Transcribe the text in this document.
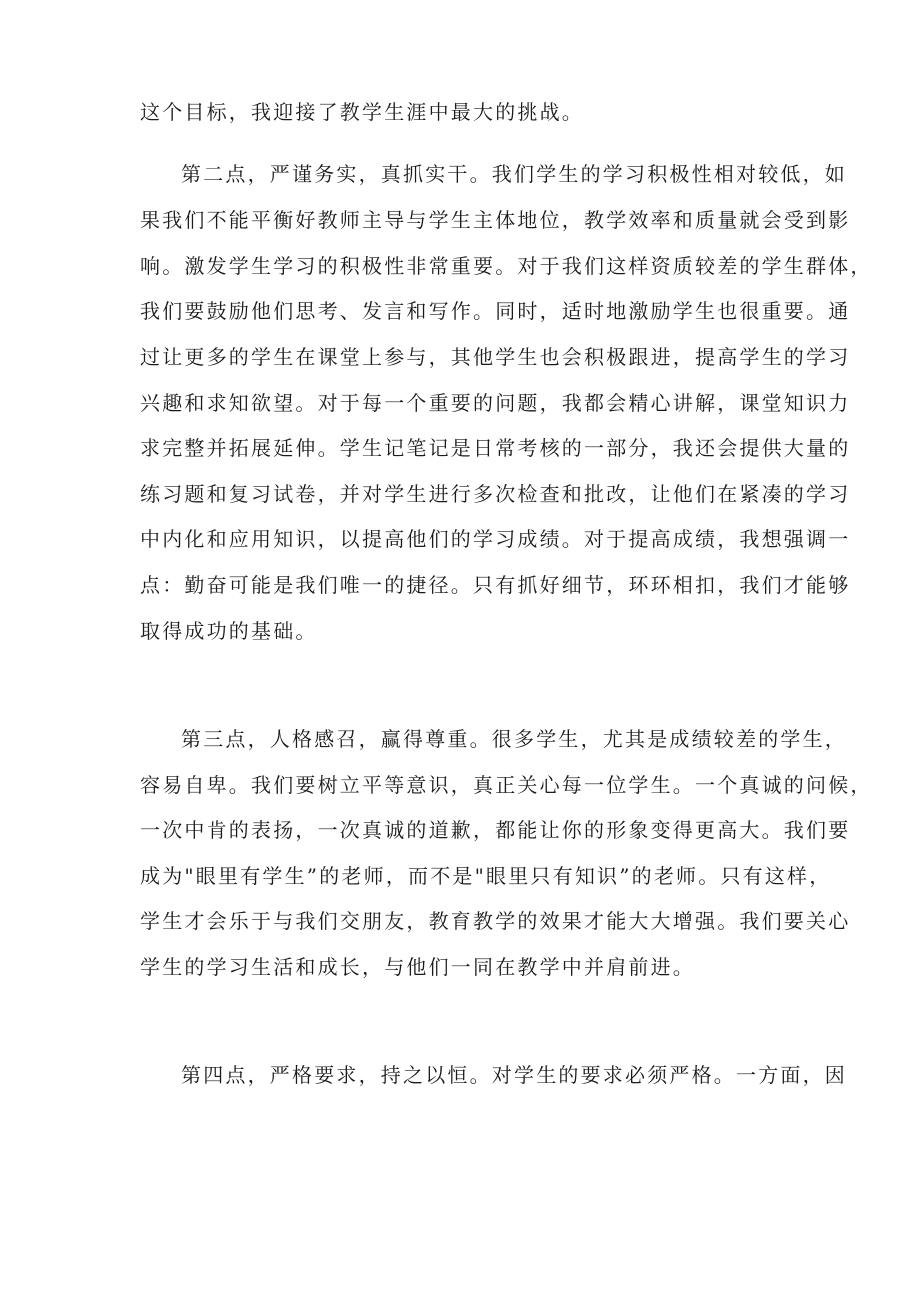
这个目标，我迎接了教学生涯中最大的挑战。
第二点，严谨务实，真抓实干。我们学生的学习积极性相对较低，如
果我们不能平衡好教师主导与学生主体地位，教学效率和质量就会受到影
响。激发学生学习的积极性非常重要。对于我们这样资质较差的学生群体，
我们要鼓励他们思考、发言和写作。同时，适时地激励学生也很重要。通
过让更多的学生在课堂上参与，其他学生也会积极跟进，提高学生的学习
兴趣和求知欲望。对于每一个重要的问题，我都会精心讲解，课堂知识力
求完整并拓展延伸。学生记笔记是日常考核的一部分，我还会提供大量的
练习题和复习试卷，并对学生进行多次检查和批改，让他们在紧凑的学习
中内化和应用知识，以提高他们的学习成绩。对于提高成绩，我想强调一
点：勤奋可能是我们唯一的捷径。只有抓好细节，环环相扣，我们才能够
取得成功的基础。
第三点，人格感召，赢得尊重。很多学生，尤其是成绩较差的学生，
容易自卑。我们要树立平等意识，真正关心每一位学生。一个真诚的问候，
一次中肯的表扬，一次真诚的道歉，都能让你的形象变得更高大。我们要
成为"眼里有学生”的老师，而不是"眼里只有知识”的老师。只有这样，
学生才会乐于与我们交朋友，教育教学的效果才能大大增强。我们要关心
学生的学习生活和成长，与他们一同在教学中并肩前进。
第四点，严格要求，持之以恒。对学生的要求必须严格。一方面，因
————————
> **EXERCISE INSTRUCTIONS**: Reproduce the data verbatim. Do not carry any picture into the copy.

> **SOLUTION FOR THIS TASK**:
Transcribe the text in this document.
这个目标，我迎接了教学生涯中最大的挑战。
第二点，严谨务实，真抓实干。我们学生的学习积极性相对较低，如
果我们不能平衡好教师主导与学生主体地位，教学效率和质量就会受到影
响。激发学生学习的积极性非常重要。对于我们这样资质较差的学生群体，
我们要鼓励他们思考、发言和写作。同时，适时地激励学生也很重要。通
过让更多的学生在课堂上参与，其他学生也会积极跟进，提高学生的学习
兴趣和求知欲望。对于每一个重要的问题，我都会精心讲解，课堂知识力
求完整并拓展延伸。学生记笔记是日常考核的一部分，我还会提供大量的
练习题和复习试卷，并对学生进行多次检查和批改，让他们在紧凑的学习
中内化和应用知识，以提高他们的学习成绩。对于提高成绩，我想强调一
点：勤奋可能是我们唯一的捷径。只有抓好细节，环环相扣，我们才能够
取得成功的基础。
第三点，人格感召，赢得尊重。很多学生，尤其是成绩较差的学生，
容易自卑。我们要树立平等意识，真正关心每一位学生。一个真诚的问候，
一次中肯的表扬，一次真诚的道歉，都能让你的形象变得更高大。我们要
成为"眼里有学生”的老师，而不是"眼里只有知识”的老师。只有这样，
学生才会乐于与我们交朋友，教育教学的效果才能大大增强。我们要关心
学生的学习生活和成长，与他们一同在教学中并肩前进。
第四点，严格要求，持之以恒。对学生的要求必须严格。一方面，因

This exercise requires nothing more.